Start of Input records
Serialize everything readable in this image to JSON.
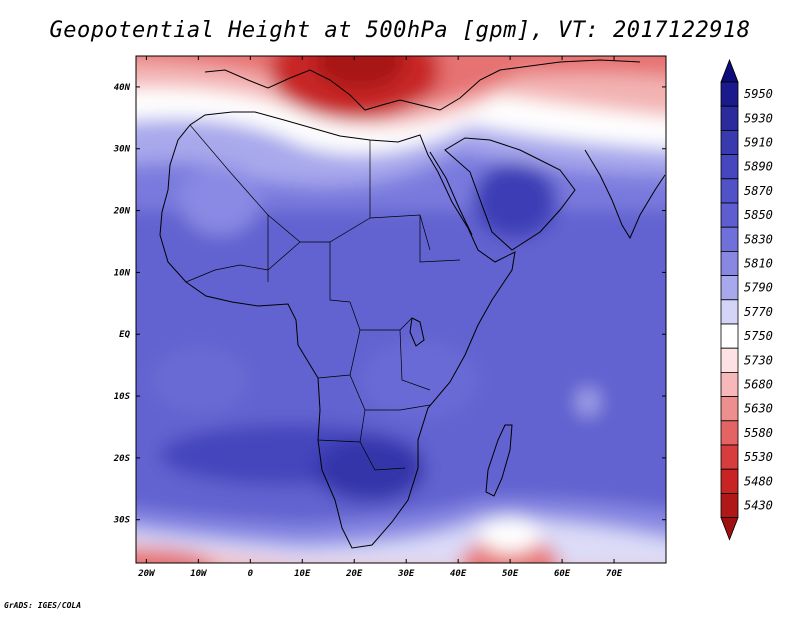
{
  "title": "Geopotential Height at 500hPa [gpm], VT: 2017122918",
  "footer": "GrADS: IGES/COLA",
  "chart_data": {
    "type": "heatmap",
    "variable": "Geopotential Height",
    "level": "500hPa",
    "units": "gpm",
    "valid_time": "2017122918",
    "lon_range": [
      -22,
      80
    ],
    "lat_range": [
      -37,
      45
    ],
    "x_ticks": [
      {
        "value": -20,
        "label": "20W"
      },
      {
        "value": -10,
        "label": "10W"
      },
      {
        "value": 0,
        "label": "0"
      },
      {
        "value": 10,
        "label": "10E"
      },
      {
        "value": 20,
        "label": "20E"
      },
      {
        "value": 30,
        "label": "30E"
      },
      {
        "value": 40,
        "label": "40E"
      },
      {
        "value": 50,
        "label": "50E"
      },
      {
        "value": 60,
        "label": "60E"
      },
      {
        "value": 70,
        "label": "70E"
      }
    ],
    "y_ticks": [
      {
        "value": 40,
        "label": "40N"
      },
      {
        "value": 30,
        "label": "30N"
      },
      {
        "value": 20,
        "label": "20N"
      },
      {
        "value": 10,
        "label": "10N"
      },
      {
        "value": 0,
        "label": "EQ"
      },
      {
        "value": -10,
        "label": "10S"
      },
      {
        "value": -20,
        "label": "20S"
      },
      {
        "value": -30,
        "label": "30S"
      }
    ],
    "colorbar": {
      "extend": "both",
      "labels": [
        "5950",
        "5930",
        "5910",
        "5890",
        "5870",
        "5850",
        "5830",
        "5810",
        "5790",
        "5770",
        "5750",
        "5730",
        "5680",
        "5630",
        "5580",
        "5530",
        "5480",
        "5430"
      ],
      "colors": [
        "#1a1a8c",
        "#2b2b9e",
        "#3a3ab0",
        "#4646bf",
        "#5151c8",
        "#5e5ed0",
        "#7070da",
        "#8888e3",
        "#a8a8ec",
        "#d4d4f6",
        "#ffffff",
        "#fce2e2",
        "#f6b8b8",
        "#ee8f8f",
        "#e46464",
        "#d83d3d",
        "#c82424",
        "#b01818"
      ],
      "top_arrow_color": "#0c0c7a",
      "bottom_arrow_color": "#a01010"
    },
    "field_features": [
      {
        "name": "low-height trough (Mediterranean)",
        "lon": 22,
        "lat": 41,
        "value": 5430
      },
      {
        "name": "high-height ridge (Arabia)",
        "lon": 44,
        "lat": 21,
        "value": 5890
      },
      {
        "name": "high-height ridge (Southern Africa)",
        "lon": 22,
        "lat": -20,
        "value": 5910
      },
      {
        "name": "low-height trough (south of Madagascar)",
        "lon": 52,
        "lat": -36,
        "value": 5680
      },
      {
        "name": "low-height trough (southwest Atlantic)",
        "lon": -15,
        "lat": -37,
        "value": 5680
      }
    ]
  }
}
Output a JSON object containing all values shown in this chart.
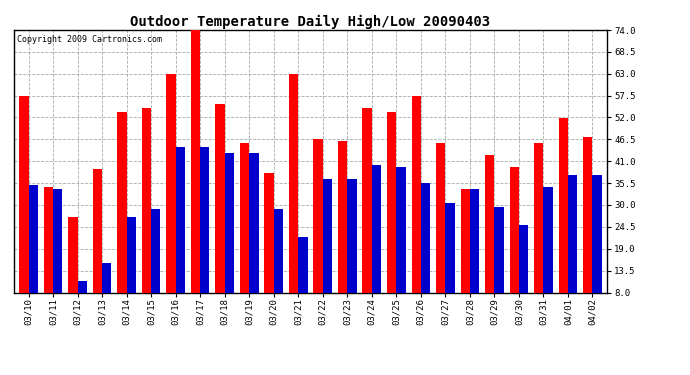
{
  "title": "Outdoor Temperature Daily High/Low 20090403",
  "copyright": "Copyright 2009 Cartronics.com",
  "dates": [
    "03/10",
    "03/11",
    "03/12",
    "03/13",
    "03/14",
    "03/15",
    "03/16",
    "03/17",
    "03/18",
    "03/19",
    "03/20",
    "03/21",
    "03/22",
    "03/23",
    "03/24",
    "03/25",
    "03/26",
    "03/27",
    "03/28",
    "03/29",
    "03/30",
    "03/31",
    "04/01",
    "04/02"
  ],
  "highs": [
    57.5,
    34.5,
    27.0,
    39.0,
    53.5,
    54.5,
    63.0,
    74.0,
    55.5,
    45.5,
    38.0,
    63.0,
    46.5,
    46.0,
    54.5,
    53.5,
    57.5,
    45.5,
    34.0,
    42.5,
    39.5,
    45.5,
    52.0,
    47.0
  ],
  "lows": [
    35.0,
    34.0,
    11.0,
    15.5,
    27.0,
    29.0,
    44.5,
    44.5,
    43.0,
    43.0,
    29.0,
    22.0,
    36.5,
    36.5,
    40.0,
    39.5,
    35.5,
    30.5,
    34.0,
    29.5,
    25.0,
    34.5,
    37.5,
    37.5
  ],
  "high_color": "#ff0000",
  "low_color": "#0000cc",
  "background_color": "#ffffff",
  "yticks": [
    8.0,
    13.5,
    19.0,
    24.5,
    30.0,
    35.5,
    41.0,
    46.5,
    52.0,
    57.5,
    63.0,
    68.5,
    74.0
  ],
  "ymin": 8.0,
  "ymax": 74.0,
  "grid_color": "#aaaaaa",
  "title_fontsize": 10,
  "copyright_fontsize": 6,
  "tick_fontsize": 6.5,
  "bar_width": 0.38
}
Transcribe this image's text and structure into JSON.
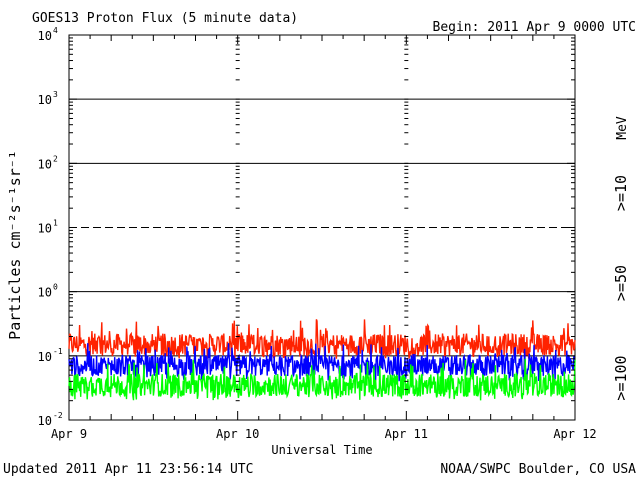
{
  "header": {
    "title": "GOES13 Proton Flux (5 minute data)",
    "begin": "Begin: 2011 Apr 9 0000 UTC"
  },
  "footer": {
    "updated": "Updated 2011 Apr 11 23:56:14 UTC",
    "credit": "NOAA/SWPC Boulder, CO USA"
  },
  "chart_data": {
    "type": "line",
    "xlabel": "Universal Time",
    "ylabel": "Particles cm⁻²s⁻¹sr⁻¹",
    "yscale": "log",
    "ylim": [
      0.01,
      10000
    ],
    "y_ticks": [
      {
        "base": "10",
        "exp": "4",
        "value": 10000
      },
      {
        "base": "10",
        "exp": "3",
        "value": 1000
      },
      {
        "base": "10",
        "exp": "2",
        "value": 100
      },
      {
        "base": "10",
        "exp": "1",
        "value": 10
      },
      {
        "base": "10",
        "exp": "0",
        "value": 1
      },
      {
        "base": "10",
        "exp": "-1",
        "value": 0.1
      },
      {
        "base": "10",
        "exp": "-2",
        "value": 0.01
      }
    ],
    "x_ticks": [
      "Apr 9",
      "Apr 10",
      "Apr 11",
      "Apr 12"
    ],
    "xlim_days": [
      0,
      3
    ],
    "threshold_lines": [
      {
        "value": 1000,
        "style": "solid"
      },
      {
        "value": 100,
        "style": "solid"
      },
      {
        "value": 10,
        "style": "dashed"
      },
      {
        "value": 1,
        "style": "solid"
      },
      {
        "value": 0.1,
        "style": "solid"
      }
    ],
    "energy_unit": "MeV",
    "series": [
      {
        "name": ">=10",
        "color": "#ff2200",
        "level": 0.15,
        "low": 0.09,
        "high": 0.38
      },
      {
        "name": ">=50",
        "color": "#0000ff",
        "level": 0.07,
        "low": 0.04,
        "high": 0.16
      },
      {
        "name": ">=100",
        "color": "#00ff00",
        "level": 0.035,
        "low": 0.02,
        "high": 0.09
      }
    ]
  }
}
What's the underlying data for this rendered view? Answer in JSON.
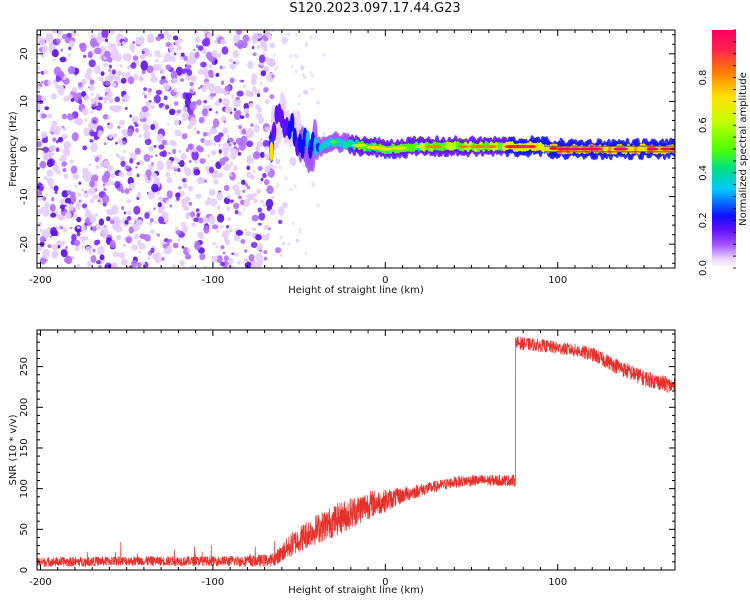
{
  "title": "S120.2023.097.17.44.G23",
  "chart_data": [
    {
      "type": "heatmap",
      "xlabel": "Height of straight line (km)",
      "ylabel": "Frequency (Hz)",
      "xlim": [
        -202,
        168
      ],
      "ylim": [
        -25,
        25
      ],
      "xticks": [
        -200,
        -100,
        0,
        100
      ],
      "yticks": [
        -20,
        -10,
        0,
        10,
        20
      ],
      "colorbar": {
        "label": "Normalized spectral amplitude",
        "range": [
          0,
          1
        ],
        "ticks": [
          0.0,
          0.2,
          0.4,
          0.6,
          0.8
        ],
        "colormap": [
          "#ffffff",
          "#e8d0ff",
          "#a050ff",
          "#6010ff",
          "#1010ff",
          "#00c8ff",
          "#00e080",
          "#50ff00",
          "#c8ff00",
          "#ffe000",
          "#ff8000",
          "#ff2050",
          "#ff0060"
        ]
      },
      "noise_region_x": [
        -202,
        -65
      ],
      "signal_track": [
        {
          "x": -65,
          "f": 5,
          "amp": 0.25
        },
        {
          "x": -60,
          "f": 6,
          "amp": 0.25
        },
        {
          "x": -55,
          "f": 4,
          "amp": 0.3
        },
        {
          "x": -50,
          "f": 2,
          "amp": 0.35
        },
        {
          "x": -45,
          "f": 0,
          "amp": 0.4
        },
        {
          "x": -40,
          "f": 0,
          "amp": 0.45
        },
        {
          "x": -30,
          "f": 1.5,
          "amp": 0.55
        },
        {
          "x": -20,
          "f": 1,
          "amp": 0.6
        },
        {
          "x": -10,
          "f": 0.5,
          "amp": 0.65
        },
        {
          "x": 0,
          "f": 0,
          "amp": 0.7
        },
        {
          "x": 20,
          "f": 0.5,
          "amp": 0.72
        },
        {
          "x": 40,
          "f": 0.5,
          "amp": 0.78
        },
        {
          "x": 60,
          "f": 0.5,
          "amp": 0.8
        },
        {
          "x": 75,
          "f": 0.5,
          "amp": 0.85
        },
        {
          "x": 90,
          "f": 0.5,
          "amp": 0.9
        },
        {
          "x": 100,
          "f": 0,
          "amp": 0.95
        },
        {
          "x": 120,
          "f": 0,
          "amp": 0.95
        },
        {
          "x": 140,
          "f": 0,
          "amp": 0.95
        },
        {
          "x": 168,
          "f": 0,
          "amp": 0.95
        }
      ]
    },
    {
      "type": "line",
      "xlabel": "Height of straight line (km)",
      "ylabel": "SNR (10 * v/v)",
      "xlim": [
        -202,
        168
      ],
      "ylim": [
        0,
        295
      ],
      "xticks": [
        -200,
        -100,
        0,
        100
      ],
      "yticks": [
        0,
        50,
        100,
        150,
        200,
        250
      ],
      "color": "#e8302a",
      "series": [
        {
          "x": [
            -202,
            -180,
            -160,
            -140,
            -120,
            -100,
            -80,
            -65,
            -55,
            -45,
            -30,
            -20,
            -10,
            0,
            10,
            20,
            30,
            40,
            50,
            60,
            70,
            75,
            76,
            80,
            90,
            100,
            110,
            120,
            130,
            140,
            150,
            160,
            168
          ],
          "y": [
            10,
            10,
            11,
            11,
            11,
            11,
            11,
            12,
            30,
            45,
            60,
            70,
            80,
            85,
            92,
            98,
            103,
            108,
            110,
            110,
            110,
            110,
            280,
            278,
            276,
            273,
            270,
            265,
            255,
            245,
            236,
            230,
            225
          ],
          "noise": [
            6,
            6,
            6,
            6,
            6,
            6,
            7,
            8,
            15,
            18,
            20,
            20,
            18,
            14,
            10,
            8,
            7,
            7,
            7,
            7,
            7,
            7,
            8,
            8,
            8,
            8,
            8,
            9,
            9,
            10,
            10,
            10,
            10
          ]
        }
      ]
    }
  ]
}
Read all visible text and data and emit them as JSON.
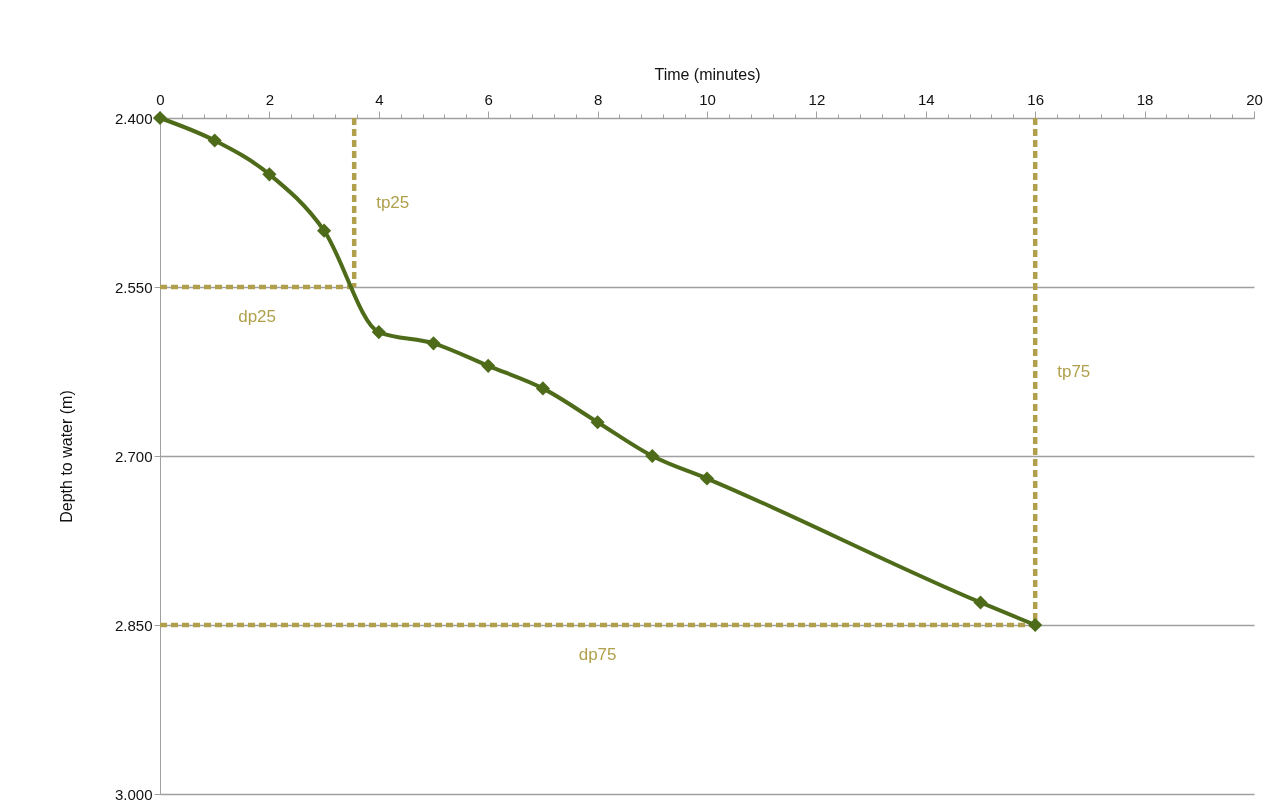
End of Input records
» What is asked
Lines holding the word "image" in the entries above are the ones to pull out. Copy them all.

» Solution for this problem
Serialize everything readable in this image to JSON.
Transcribe this image's text and structure into JSON.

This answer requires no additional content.